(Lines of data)
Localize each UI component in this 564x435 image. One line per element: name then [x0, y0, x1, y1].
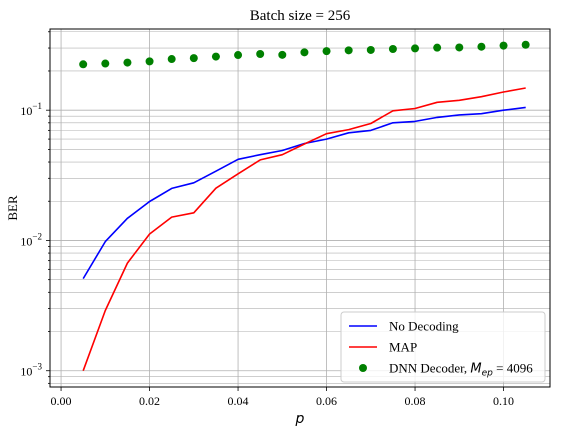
- legend-label-dnn-math: M: [470, 362, 481, 377]
- x-tick-label: 0.06: [316, 394, 337, 408]
- legend-label-map: MAP: [389, 340, 417, 355]
- legend-label-dnn-prefix: DNN Decoder,: [389, 361, 470, 376]
- series-point-2: [167, 55, 176, 64]
- series-point-2: [477, 42, 486, 51]
- plot-frame: [49, 28, 551, 388]
- series-point-2: [278, 50, 287, 59]
- series-point-2: [433, 43, 442, 52]
- legend: No Decoding MAP DNN Decoder, Mep = 4096: [340, 311, 546, 383]
- y-tick-label: 10−3: [20, 362, 42, 379]
- series-point-2: [123, 58, 132, 67]
- x-axis-label: p: [295, 411, 305, 427]
- series-point-2: [344, 46, 353, 55]
- legend-box: [340, 311, 546, 383]
- series-line-1: [82, 87, 526, 371]
- series-point-2: [79, 60, 88, 69]
- legend-label-dnn-decoder: DNN Decoder, Mep = 4096: [389, 361, 533, 379]
- legend-label-dnn-suffix: = 4096: [493, 361, 533, 376]
- series-point-2: [145, 57, 154, 66]
- series-point-2: [211, 52, 220, 61]
- plot-series: [79, 40, 530, 371]
- y-tick-label-base: 10: [20, 104, 32, 118]
- legend-marker-dnn-decoder: [359, 364, 367, 372]
- y-tick-label-exponent: −2: [32, 231, 42, 241]
- chart-title: Batch size = 256: [250, 8, 351, 24]
- series-point-2: [499, 41, 508, 50]
- series-point-2: [256, 49, 265, 58]
- x-tick-label: 0.00: [51, 394, 72, 408]
- y-tick-label: 10−1: [20, 101, 42, 118]
- series-point-2: [366, 45, 375, 54]
- y-tick-label-exponent: −3: [32, 362, 42, 372]
- series-point-2: [521, 40, 530, 49]
- legend-label-no-decoding: No Decoding: [389, 319, 459, 334]
- series-point-2: [322, 47, 331, 56]
- series-point-2: [300, 48, 309, 57]
- series-point-2: [101, 59, 110, 68]
- y-axis-label: BER: [5, 195, 20, 221]
- y-tick-label-base: 10: [20, 365, 32, 379]
- y-tick-label-base: 10: [20, 234, 32, 248]
- series-point-2: [455, 43, 464, 52]
- y-tick-label: 10−2: [20, 231, 42, 248]
- legend-label-dnn-sub: ep: [482, 369, 494, 379]
- x-tick-label: 0.08: [405, 394, 426, 408]
- grid: [50, 29, 550, 387]
- x-tick-label: 0.04: [228, 394, 249, 408]
- series-point-2: [411, 44, 420, 53]
- y-tick-label-exponent: −1: [32, 101, 42, 111]
- x-tick-label: 0.02: [139, 394, 160, 408]
- series-point-2: [189, 54, 198, 63]
- x-tick-label: 0.10: [493, 394, 514, 408]
- series-point-2: [234, 51, 243, 60]
- series-point-2: [388, 44, 397, 53]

• _Work instructions_:
Lay out every line of the material above as a numbered list, skipping blank lines. Leave the pictures out.

• _Exercise result_:
1. Localize each UI component in this 564x435 image. One line per element: name then [x0, y0, x1, y1].
2. - legend-label-dnn-math: M: [470, 362, 481, 377]
3. - x-tick-label: 0.06: [316, 394, 337, 408]
4. - legend-label-map: MAP: [389, 340, 417, 355]
5. - legend-label-dnn-prefix: DNN Decoder,: [389, 361, 470, 376]
6. - series-point-2: [167, 55, 176, 64]
7. - series-point-2: [477, 42, 486, 51]
8. - plot-frame: [49, 28, 551, 388]
9. - series-point-2: [278, 50, 287, 59]
10. - series-point-2: [433, 43, 442, 52]
11. - legend: No Decoding MAP DNN Decoder, Mep = 4096: [340, 311, 546, 383]
12. - y-tick-label: 10−3: [20, 362, 42, 379]
13. - series-point-2: [123, 58, 132, 67]
14. - x-axis-label: p: [295, 411, 305, 427]
15. - series-point-2: [344, 46, 353, 55]
16. - legend-box: [340, 311, 546, 383]
17. - series-line-1: [82, 87, 526, 371]
18. - series-point-2: [79, 60, 88, 69]
19. - legend-label-dnn-decoder: DNN Decoder, Mep = 4096: [389, 361, 533, 379]
20. - legend-label-dnn-suffix: = 4096: [493, 361, 533, 376]
21. - series-point-2: [145, 57, 154, 66]
22. - series-point-2: [211, 52, 220, 61]
23. - plot-series: [79, 40, 530, 371]
24. - y-tick-label-base: 10: [20, 104, 32, 118]
25. - legend-marker-dnn-decoder: [359, 364, 367, 372]
26. - y-tick-label-exponent: −2: [32, 231, 42, 241]
27. - chart-title: Batch size = 256: [250, 8, 351, 24]
28. - series-point-2: [499, 41, 508, 50]
29. - series-point-2: [256, 49, 265, 58]
30. - x-tick-label: 0.00: [51, 394, 72, 408]
31. - y-tick-label: 10−1: [20, 101, 42, 118]
32. - series-point-2: [366, 45, 375, 54]
33. - y-tick-label-exponent: −3: [32, 362, 42, 372]
34. - series-point-2: [521, 40, 530, 49]
35. - legend-label-no-decoding: No Decoding: [389, 319, 459, 334]
36. - series-point-2: [322, 47, 331, 56]
37. - series-point-2: [300, 48, 309, 57]
38. - series-point-2: [101, 59, 110, 68]
39. - y-axis-label: BER: [5, 195, 20, 221]
40. - y-tick-label-base: 10: [20, 365, 32, 379]
41. - y-tick-label-base: 10: [20, 234, 32, 248]
42. - series-point-2: [455, 43, 464, 52]
43. - y-tick-label: 10−2: [20, 231, 42, 248]
44. - legend-label-dnn-sub: ep: [482, 369, 494, 379]
45. - x-tick-label: 0.08: [405, 394, 426, 408]
46. - grid: [50, 29, 550, 387]
47. - x-tick-label: 0.04: [228, 394, 249, 408]
48. - series-point-2: [411, 44, 420, 53]
49. - y-tick-label-exponent: −1: [32, 101, 42, 111]
50. - x-tick-label: 0.02: [139, 394, 160, 408]
51. - series-point-2: [189, 54, 198, 63]
52. - x-tick-label: 0.10: [493, 394, 514, 408]
53. - series-point-2: [234, 51, 243, 60]
54. - series-point-2: [388, 44, 397, 53]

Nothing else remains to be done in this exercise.